Task directions: Count the lines in the records below that contain the string "badge", matching case exactly. Give only the number.

Data rows:
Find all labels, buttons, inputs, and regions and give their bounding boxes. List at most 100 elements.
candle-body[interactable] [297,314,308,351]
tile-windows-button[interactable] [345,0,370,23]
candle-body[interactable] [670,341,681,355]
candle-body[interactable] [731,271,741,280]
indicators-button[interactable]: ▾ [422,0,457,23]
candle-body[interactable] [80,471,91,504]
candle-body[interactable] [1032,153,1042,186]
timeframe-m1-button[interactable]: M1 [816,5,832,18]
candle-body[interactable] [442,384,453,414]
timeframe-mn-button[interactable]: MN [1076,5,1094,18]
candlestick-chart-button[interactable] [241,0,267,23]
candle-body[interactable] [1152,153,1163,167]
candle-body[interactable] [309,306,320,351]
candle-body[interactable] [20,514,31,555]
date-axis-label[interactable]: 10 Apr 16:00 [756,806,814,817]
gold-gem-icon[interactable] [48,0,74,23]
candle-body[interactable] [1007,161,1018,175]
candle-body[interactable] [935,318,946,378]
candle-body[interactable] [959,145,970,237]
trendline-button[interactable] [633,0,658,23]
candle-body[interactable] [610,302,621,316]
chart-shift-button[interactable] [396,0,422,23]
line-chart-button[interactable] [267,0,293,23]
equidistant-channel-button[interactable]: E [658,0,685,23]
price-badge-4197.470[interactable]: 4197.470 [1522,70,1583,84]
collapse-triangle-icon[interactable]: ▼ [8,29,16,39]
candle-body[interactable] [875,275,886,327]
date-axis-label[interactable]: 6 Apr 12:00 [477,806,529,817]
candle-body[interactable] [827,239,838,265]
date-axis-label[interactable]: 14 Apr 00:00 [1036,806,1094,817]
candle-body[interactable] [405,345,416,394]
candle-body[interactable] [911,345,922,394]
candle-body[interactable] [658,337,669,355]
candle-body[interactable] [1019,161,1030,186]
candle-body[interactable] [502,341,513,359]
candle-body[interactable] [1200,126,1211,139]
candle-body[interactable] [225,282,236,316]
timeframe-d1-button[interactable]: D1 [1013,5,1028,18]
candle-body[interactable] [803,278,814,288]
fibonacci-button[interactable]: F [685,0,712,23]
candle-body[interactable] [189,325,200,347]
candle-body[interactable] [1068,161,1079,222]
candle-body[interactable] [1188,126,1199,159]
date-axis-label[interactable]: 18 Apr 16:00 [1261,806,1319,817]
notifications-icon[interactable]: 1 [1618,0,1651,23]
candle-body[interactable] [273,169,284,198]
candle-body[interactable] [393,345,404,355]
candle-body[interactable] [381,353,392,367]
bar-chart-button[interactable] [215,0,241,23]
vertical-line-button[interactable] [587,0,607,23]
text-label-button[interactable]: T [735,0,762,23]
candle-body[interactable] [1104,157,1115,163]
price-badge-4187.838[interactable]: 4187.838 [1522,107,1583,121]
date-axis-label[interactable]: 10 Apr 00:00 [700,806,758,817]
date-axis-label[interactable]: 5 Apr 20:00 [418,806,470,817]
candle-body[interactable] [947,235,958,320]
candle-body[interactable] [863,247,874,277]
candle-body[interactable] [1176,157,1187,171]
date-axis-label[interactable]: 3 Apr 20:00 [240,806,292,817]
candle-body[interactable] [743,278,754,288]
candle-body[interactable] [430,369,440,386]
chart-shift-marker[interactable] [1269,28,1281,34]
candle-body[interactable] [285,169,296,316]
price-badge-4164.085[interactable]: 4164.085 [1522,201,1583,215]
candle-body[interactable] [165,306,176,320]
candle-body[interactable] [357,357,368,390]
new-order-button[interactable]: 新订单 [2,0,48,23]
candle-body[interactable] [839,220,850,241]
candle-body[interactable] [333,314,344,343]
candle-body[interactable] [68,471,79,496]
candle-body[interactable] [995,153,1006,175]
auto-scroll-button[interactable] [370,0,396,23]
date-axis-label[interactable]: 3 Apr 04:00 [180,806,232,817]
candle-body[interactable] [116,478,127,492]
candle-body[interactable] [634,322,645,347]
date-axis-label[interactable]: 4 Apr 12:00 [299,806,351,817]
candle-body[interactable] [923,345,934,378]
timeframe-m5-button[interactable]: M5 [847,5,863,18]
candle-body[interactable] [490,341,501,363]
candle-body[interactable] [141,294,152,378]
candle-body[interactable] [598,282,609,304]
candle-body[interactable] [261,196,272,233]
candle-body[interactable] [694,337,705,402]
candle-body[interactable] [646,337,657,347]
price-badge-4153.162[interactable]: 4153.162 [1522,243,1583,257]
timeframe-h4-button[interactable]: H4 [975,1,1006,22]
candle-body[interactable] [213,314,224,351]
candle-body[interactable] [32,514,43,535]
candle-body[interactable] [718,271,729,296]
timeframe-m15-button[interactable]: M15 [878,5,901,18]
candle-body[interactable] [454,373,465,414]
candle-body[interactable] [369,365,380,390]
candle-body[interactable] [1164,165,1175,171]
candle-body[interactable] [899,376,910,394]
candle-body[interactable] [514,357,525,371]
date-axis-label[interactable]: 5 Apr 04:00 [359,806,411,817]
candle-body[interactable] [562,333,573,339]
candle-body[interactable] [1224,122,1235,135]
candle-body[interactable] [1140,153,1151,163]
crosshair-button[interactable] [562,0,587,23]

Finished task: 4